Exercise instructions: Check every line below for the word "screenshot" and copy the ones that have it.

········

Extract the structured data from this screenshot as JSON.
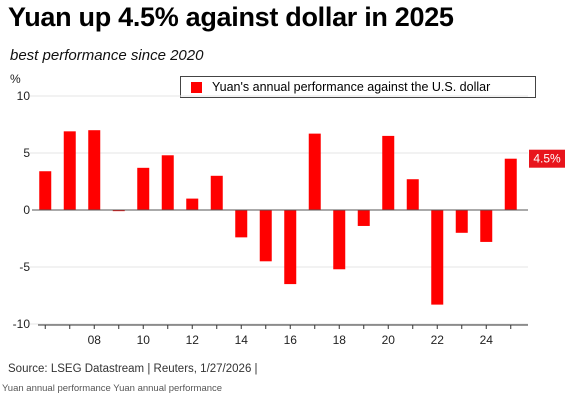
{
  "header": {
    "title": "Yuan up 4.5% against dollar in 2025",
    "subtitle": "best performance since 2020",
    "unit_label": "%"
  },
  "legend": {
    "label": "Yuan's annual performance against the U.S. dollar"
  },
  "callout": {
    "text": "4.5%"
  },
  "footer": {
    "source": "Source: LSEG Datastream | Reuters, 1/27/2026  |",
    "footnote": "Yuan annual performance Yuan annual performance"
  },
  "colors": {
    "bar": "#ff0000",
    "callout_bg": "#e8141c",
    "gridline": "#e6e6e6",
    "axis": "#333333"
  },
  "chart_data": {
    "type": "bar",
    "title": "Yuan up 4.5% against dollar in 2025",
    "subtitle": "best performance since 2020",
    "ylabel": "%",
    "xlabel": "",
    "categories": [
      "2006",
      "2007",
      "2008",
      "2009",
      "2010",
      "2011",
      "2012",
      "2013",
      "2014",
      "2015",
      "2016",
      "2017",
      "2018",
      "2019",
      "2020",
      "2021",
      "2022",
      "2023",
      "2024",
      "2025"
    ],
    "series": [
      {
        "name": "Yuan's annual performance against the U.S. dollar",
        "values": [
          3.4,
          6.9,
          7.0,
          -0.1,
          3.7,
          4.8,
          1.0,
          3.0,
          -2.4,
          -4.5,
          -6.5,
          6.7,
          -5.2,
          -1.4,
          6.5,
          2.7,
          -8.3,
          -2.0,
          -2.8,
          4.5
        ]
      }
    ],
    "ylim": [
      -10,
      10
    ],
    "yticks": [
      10,
      5,
      0,
      -5,
      -10
    ],
    "xtick_labels": [
      "08",
      "10",
      "12",
      "14",
      "16",
      "18",
      "20",
      "22",
      "24"
    ],
    "xtick_categories": [
      "2008",
      "2010",
      "2012",
      "2014",
      "2016",
      "2018",
      "2020",
      "2022",
      "2024"
    ],
    "grid": true,
    "legend_position": "top-right"
  }
}
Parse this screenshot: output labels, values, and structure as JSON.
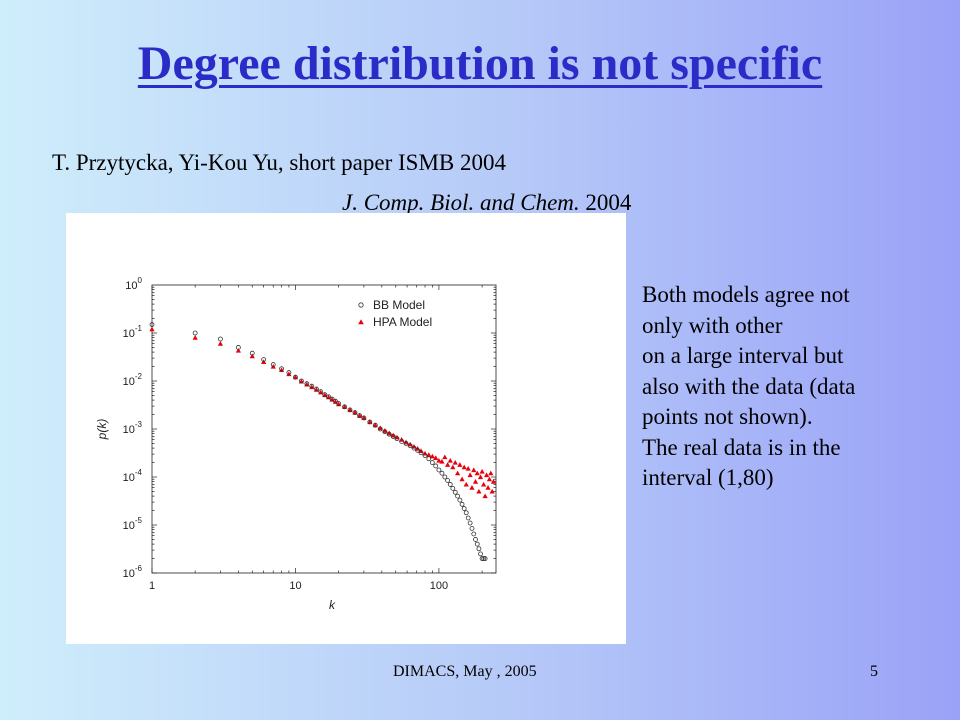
{
  "slide": {
    "title": "Degree distribution is not specific",
    "authors": "T. Przytycka, Yi-Kou Yu, short paper ISMB 2004",
    "journal_italic": "J. Comp. Biol. and Chem.",
    "journal_year": "2004",
    "note_lines": [
      "Both models agree  not",
      "only with other",
      "on a large interval but",
      "also with the data (data",
      "points not shown).",
      "The real data is in the",
      "interval (1,80)"
    ],
    "footer": "DIMACS, May , 2005",
    "page_number": "5"
  },
  "colors": {
    "title": "#2b2bc8",
    "bb_series": "#333333",
    "hpa_series": "#e8000b"
  },
  "chart_data": {
    "type": "scatter",
    "xscale": "log",
    "yscale": "log",
    "xlim": [
      1,
      250
    ],
    "ylim": [
      1e-06,
      1
    ],
    "xlabel": "k",
    "ylabel": "p(k)",
    "xticks": [
      {
        "value": 1,
        "label": "1"
      },
      {
        "value": 10,
        "label": "10"
      },
      {
        "value": 100,
        "label": "100"
      }
    ],
    "yticks": [
      {
        "value": 1,
        "mantissa": "10",
        "exp": "0"
      },
      {
        "value": 0.1,
        "mantissa": "10",
        "exp": "-1"
      },
      {
        "value": 0.01,
        "mantissa": "10",
        "exp": "-2"
      },
      {
        "value": 0.001,
        "mantissa": "10",
        "exp": "-3"
      },
      {
        "value": 0.0001,
        "mantissa": "10",
        "exp": "-4"
      },
      {
        "value": 1e-05,
        "mantissa": "10",
        "exp": "-5"
      },
      {
        "value": 1e-06,
        "mantissa": "10",
        "exp": "-6"
      }
    ],
    "legend_position": "top-right",
    "series": [
      {
        "name": "BB Model",
        "marker": "open-circle",
        "x": [
          1,
          2,
          3,
          4,
          5,
          6,
          7,
          8,
          9,
          10,
          11,
          12,
          13,
          14,
          15,
          16,
          17,
          18,
          19,
          20,
          22,
          24,
          26,
          28,
          30,
          33,
          36,
          39,
          42,
          45,
          48,
          51,
          55,
          59,
          63,
          67,
          71,
          75,
          80,
          85,
          90,
          95,
          100,
          105,
          110,
          115,
          120,
          125,
          130,
          135,
          140,
          145,
          150,
          155,
          160,
          165,
          170,
          175,
          180,
          185,
          190,
          195,
          200,
          205,
          210
        ],
        "y": [
          0.15,
          0.1,
          0.075,
          0.05,
          0.038,
          0.028,
          0.022,
          0.018,
          0.015,
          0.012,
          0.01,
          0.0088,
          0.0078,
          0.0068,
          0.006,
          0.0052,
          0.0047,
          0.0042,
          0.0038,
          0.0034,
          0.0029,
          0.0025,
          0.0022,
          0.0019,
          0.0017,
          0.0014,
          0.0012,
          0.001,
          0.00088,
          0.00078,
          0.0007,
          0.00063,
          0.00055,
          0.0005,
          0.00045,
          0.0004,
          0.00036,
          0.00032,
          0.00028,
          0.00024,
          0.0002,
          0.00017,
          0.00014,
          0.00012,
          0.0001,
          8.5e-05,
          7e-05,
          5.8e-05,
          4.8e-05,
          4e-05,
          3.3e-05,
          2.7e-05,
          2.2e-05,
          1.8e-05,
          1.4e-05,
          1.1e-05,
          8.5e-06,
          6.5e-06,
          5e-06,
          4e-06,
          3.2e-06,
          2.5e-06,
          2e-06,
          2e-06,
          2e-06
        ]
      },
      {
        "name": "HPA Model",
        "marker": "filled-triangle",
        "x": [
          1,
          2,
          3,
          4,
          5,
          6,
          7,
          8,
          9,
          10,
          11,
          12,
          13,
          14,
          15,
          16,
          17,
          18,
          19,
          20,
          22,
          24,
          26,
          28,
          30,
          33,
          36,
          39,
          42,
          45,
          48,
          51,
          55,
          59,
          63,
          67,
          71,
          75,
          80,
          85,
          90,
          95,
          100,
          105,
          110,
          115,
          120,
          125,
          130,
          135,
          140,
          145,
          150,
          155,
          160,
          165,
          170,
          175,
          180,
          185,
          190,
          195,
          200,
          205,
          210,
          215,
          220,
          225,
          230,
          235,
          240
        ],
        "y": [
          0.12,
          0.08,
          0.06,
          0.043,
          0.033,
          0.025,
          0.02,
          0.017,
          0.014,
          0.012,
          0.0098,
          0.0085,
          0.0075,
          0.0066,
          0.0058,
          0.0051,
          0.0046,
          0.0041,
          0.0037,
          0.0033,
          0.0029,
          0.0025,
          0.0022,
          0.0019,
          0.0017,
          0.0014,
          0.0012,
          0.00105,
          0.00092,
          0.00082,
          0.00074,
          0.00067,
          0.0006,
          0.00053,
          0.00048,
          0.00043,
          0.00039,
          0.00035,
          0.00031,
          0.00029,
          0.00027,
          0.00025,
          0.00022,
          0.00021,
          0.00026,
          0.00018,
          0.00022,
          0.00016,
          0.0002,
          0.00012,
          0.00018,
          9e-05,
          0.00016,
          7e-05,
          0.00015,
          0.00011,
          6e-05,
          0.00014,
          8e-05,
          0.00012,
          5e-05,
          0.0001,
          0.00013,
          7e-05,
          4e-05,
          0.00011,
          6e-05,
          9e-05,
          0.00012,
          5e-05,
          8e-05
        ]
      }
    ]
  }
}
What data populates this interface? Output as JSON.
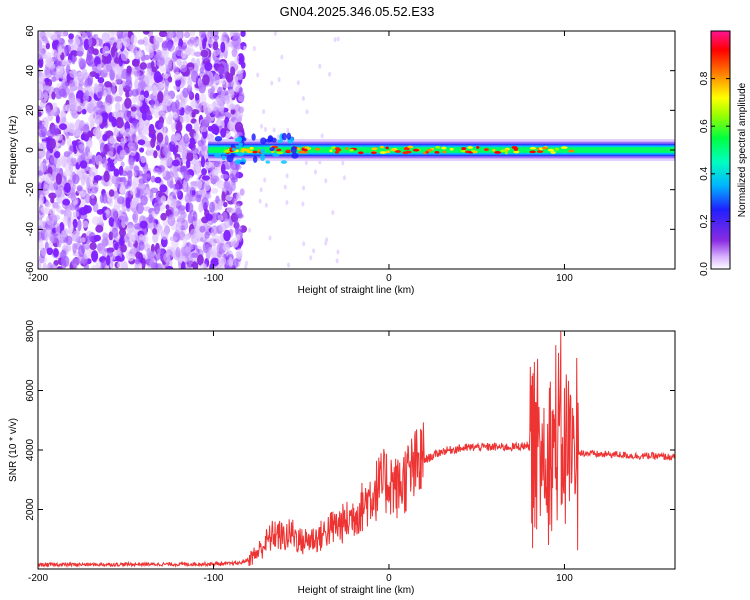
{
  "title": "GN04.2025.346.05.52.E33",
  "chart_data": [
    {
      "type": "heatmap",
      "xlabel": "Height of straight line (km)",
      "ylabel": "Frequency (Hz)",
      "xlim": [
        -200,
        163
      ],
      "ylim": [
        -60,
        60
      ],
      "x_ticks": [
        -200,
        -100,
        0,
        100
      ],
      "y_ticks": [
        -60,
        -40,
        -20,
        0,
        20,
        40,
        60
      ],
      "colorbar": {
        "label": "Normalized spectral amplitude",
        "range": [
          0,
          1
        ],
        "ticks": [
          0,
          0.2,
          0.4,
          0.6,
          0.8
        ],
        "tick_labels": [
          "0.0",
          "0.2",
          "0.4",
          "0.6",
          "0.8"
        ],
        "colormap": [
          "#ffffff",
          "#8a2be2",
          "#2020ff",
          "#00c8ff",
          "#00ff80",
          "#ffff00",
          "#ff8000",
          "#ff0000",
          "#ff1493"
        ]
      },
      "regions": [
        {
          "x_range": [
            -200,
            -85
          ],
          "y_range": [
            -60,
            60
          ],
          "description": "scattered purple noise",
          "amplitude": [
            0.05,
            0.15
          ]
        },
        {
          "x_range": [
            -103,
            163
          ],
          "center_freq": 0,
          "band_halfwidth": 4,
          "amplitude": [
            0.35,
            0.9
          ]
        }
      ],
      "grid": false
    },
    {
      "type": "line",
      "xlabel": "Height of straight line (km)",
      "ylabel": "SNR (10 * v/v)",
      "xlim": [
        -200,
        163
      ],
      "ylim": [
        0,
        8000
      ],
      "x_ticks": [
        -200,
        -100,
        0,
        100
      ],
      "y_ticks": [
        2000,
        4000,
        6000,
        8000
      ],
      "grid": false,
      "series": [
        {
          "color": "#ee3333",
          "x": [
            -200,
            -180,
            -160,
            -140,
            -120,
            -100,
            -90,
            -85,
            -80,
            -75,
            -70,
            -65,
            -60,
            -55,
            -50,
            -45,
            -40,
            -35,
            -30,
            -25,
            -20,
            -15,
            -10,
            -5,
            0,
            5,
            10,
            15,
            20,
            25,
            30,
            40,
            50,
            60,
            70,
            80,
            85,
            90,
            95,
            100,
            105,
            110,
            120,
            130,
            140,
            150,
            163
          ],
          "y": [
            140,
            150,
            150,
            160,
            160,
            170,
            180,
            200,
            320,
            550,
            900,
            1200,
            1050,
            1200,
            900,
            1000,
            1050,
            1300,
            1450,
            1550,
            1800,
            2100,
            2500,
            2800,
            3000,
            2700,
            3100,
            3400,
            3650,
            3800,
            3950,
            4050,
            4100,
            4100,
            4100,
            4150,
            4150,
            4100,
            4200,
            4250,
            4000,
            3900,
            3850,
            3850,
            3800,
            3800,
            3750
          ]
        }
      ]
    }
  ]
}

········

Problem solution:
Extract the structured data from this screenshot as JSON.
Parse this screenshot: output labels, values, and structure as JSON.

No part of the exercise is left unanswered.